## Information shown
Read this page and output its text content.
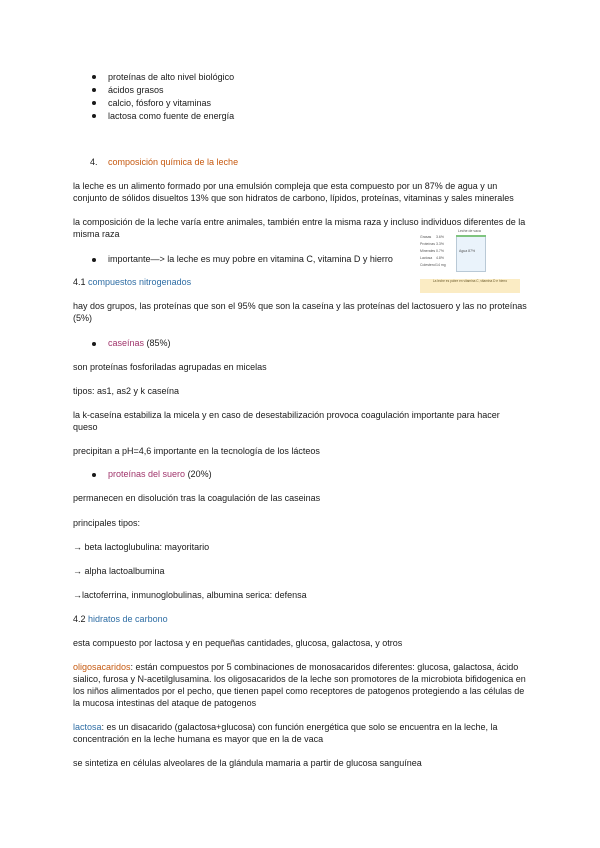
proteínas de alto nivel biológico
ácidos grasos
calcio, fósforo y vitaminas
lactosa como fuente de energía
4. composición química de la leche
la leche es un alimento formado por una emulsión compleja que esta compuesto por un 87% de agua y un conjunto de sólidos disueltos 13% que son hidratos de carbono, lípidos, proteínas, vitaminas y sales minerales
la composición de la leche varía entre animales, también entre la misma raza y incluso individuos diferentes de la misma raza	Leche de vaca
Grasas 3.6%
Proteínas 3.3%
Minerales 0.7%
Lactosa 4.8%
Colesterol 14 mg
Agua 87%
La leche es pobre en vitamina C, vitamina D e hierro
importante—> la leche es muy pobre en vitamina C, vitamina D y hierro
4.1 compuestos nitrogenados
hay dos grupos, las proteínas que son el 95% que son la caseína y las proteínas del lactosuero y las no proteínas (5%)
caseínas (85%)
son proteínas fosforiladas agrupadas en micelas
tipos: as1, as2 y k caseína
la k-caseína estabiliza la micela y en caso de desestabilización provoca coagulación importante para hacer queso
precipitan a pH=4,6 importante en la tecnología de los lácteos
proteínas del suero (20%)
permanecen en disolución tras la coagulación de las caseinas
principales tipos:
→ beta lactoglubulina: mayoritario
→ alpha lactoalbumina
→lactoferrina, inmunoglobulinas, albumina serica: defensa
4.2 hidratos de carbono
esta compuesto por lactosa y en pequeñas cantidades, glucosa, galactosa, y otros
oligosacaridos: están compuestos por 5 combinaciones de monosacaridos diferentes: glucosa, galactosa, ácido sialico, furosa y N-acetilglusamina. los oligosacaridos de la leche son promotores de la microbiota bifidogenica en los niños alimentados por el pecho, que tienen papel como receptores de patogenos protegiendo a las células de la mucosa intestinas del ataque de patogenos
lactosa: es un disacarido (galactosa+glucosa) con función energética que solo se encuentra en la leche, la concentración en la leche humana es mayor que en la de vaca
se sintetiza en células alveolares de la glándula mamaria a partir de glucosa sanguínea
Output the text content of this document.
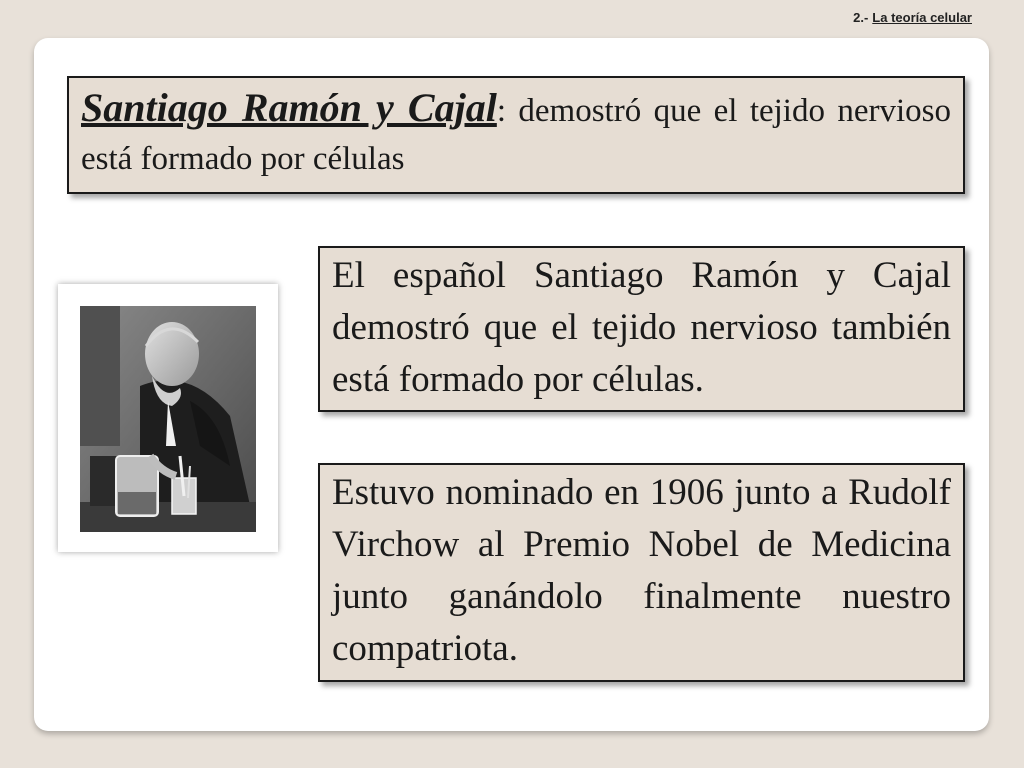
2.- La teoría celular
Santiago Ramón y Cajal: demostró que el tejido nervioso está formado por células
El español Santiago Ramón y Cajal demostró que el tejido nervioso también está formado por células.
Estuvo nominado en 1906 junto a Rudolf Virchow al Premio Nobel de Medicina junto ganándolo finalmente nuestro compatriota.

## Stated exercise
Using the records above, find and show each line with the string "hidratos".

## Solution for this problem
la leche es un alimento formado por una emulsión compleja que esta compuesto por un 87% de agua y un conjunto de sólidos disueltos 13% que son hidratos de carbono, lípidos, proteínas, vitaminas y sales minerales
4.2 hidratos de carbono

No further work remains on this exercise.